TASK DIRECTIONS:
Find the lines with the string "价格待定" and return them.
◆ ◆ ◆ ◆ ◆
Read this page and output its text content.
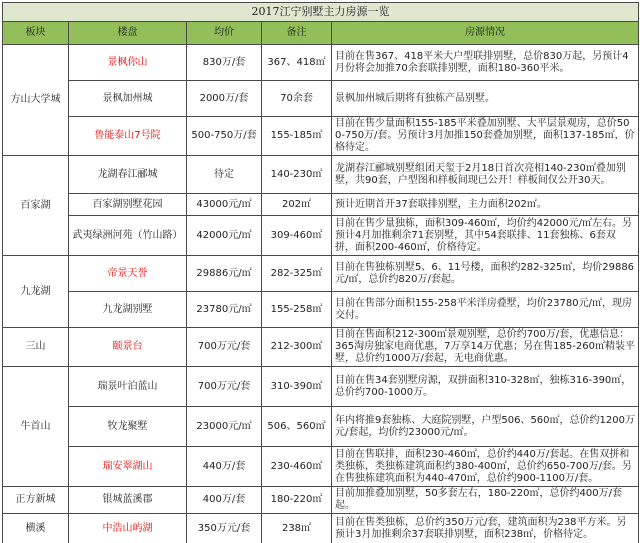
2017江宁别墅主力房源一览				
板块	楼盘	均价	备注	房源情况
方山大学城	景枫你山	830万/套	367、418㎡	目前在售367、418平米大户型联排别墅，总价830万起，另预计4月份将会加推70余套联排别墅，面积180-360平米。
	景枫加州城	2000万/套	70余套	景枫加州城后期将有独栋产品别墅。
	鲁能泰山7号院	500-750万/套	155-185㎡	目前在售少量面积155-185平米叠加别墅、大平层景观房，总价500-750万/套。另预计3月加推150套叠加别墅，面积137-185㎡，价格待定。
百家湖	龙湖春江郦城	待定	140-230㎡	龙湖春江郦城别墅组团天玺于2月18日首次亮相140-230㎡叠加别墅，共90套，户型图和样板间现已公开！样板间仅公开30天。
	百家湖别墅花园	43000元/㎡	202㎡	预计近期首开37套联排别墅，主力面积202㎡。
	武夷绿洲河苑（竹山路）	42000元/㎡	309-460㎡	目前在售少量独栋，面积309-460㎡，均价约42000元/㎡左右。另预计4月加推剩余71套别墅，其中54套联排、11套独栋、6套双拼，面积200-460㎡，价格待定。
九龙湖	帝景天誉	29886元/㎡	282-325㎡	目前在售独栋别墅5、6、11号楼，面积约282-325㎡，均价29886元/㎡，总价约820万/套起。
	九龙湖别墅	23780元/㎡	155-258㎡	目前在售部分面积155-258平米洋房叠墅，均价23780元/㎡，现房交付。
三山	颐景台	700万元/套	212-300㎡	目前在售面积212-300㎡景观别墅，总价约700万/套，优惠信息：365淘房独家电商优惠，7万享14万优惠；另在售185-260㎡精装平墅，总价约1000万/套起，无电商优惠。
牛首山	瑞景叶泊蓝山	700万元/套	310-390㎡	目前在售34套别墅房源，双拼面积310-328㎡，独栋316-390㎡，总价约700-1000万。
	牧龙聚墅	23000元/㎡	506、560㎡	年内将推9套独栋、大庭院别墅，户型506、560㎡，总价约1200万元/套起，均价约23000元/㎡。
	瑞安翠湖山	440万/套	230-460㎡	目前在售联排，面积230-460㎡，总价约440万/套起。在售双拼和类独栋，类独栋建筑面积约380-400㎡，总价约650-700万/套。另在售独栋建筑面积为440-470㎡，总价约900-1100万/套。
正方新城	银城蓝溪郡	400万/套	180-220㎡	目前加推叠加别墅，50多套左右，180-220㎡，总价约400万/套起。
横溪	中浩山屿湖	350万元/套	238㎡	目前在售类独栋，总价约350万元/套，建筑面积为238平方米。另预计3月加推剩余37套联排别墅，面积238㎡，价格待定。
◆ ◆ ◆ ◆ ◆
EXERCISE RESPONSE:
	鲁能泰山7号院	500-750万/套	155-185㎡	目前在售少量面积155-185平米叠加别墅、大平层景观房，总价500-750万/套。另预计3月加推150套叠加别墅，面积137-185㎡，价格待定。
	武夷绿洲河苑（竹山路）	42000元/㎡	309-460㎡	目前在售少量独栋，面积309-460㎡，均价约42000元/㎡左右。另预计4月加推剩余71套别墅，其中54套联排、11套独栋、6套双拼，面积200-460㎡，价格待定。
横溪	中浩山屿湖	350万元/套	238㎡	目前在售类独栋，总价约350万元/套，建筑面积为238平方米。另预计3月加推剩余37套联排别墅，面积238㎡，价格待定。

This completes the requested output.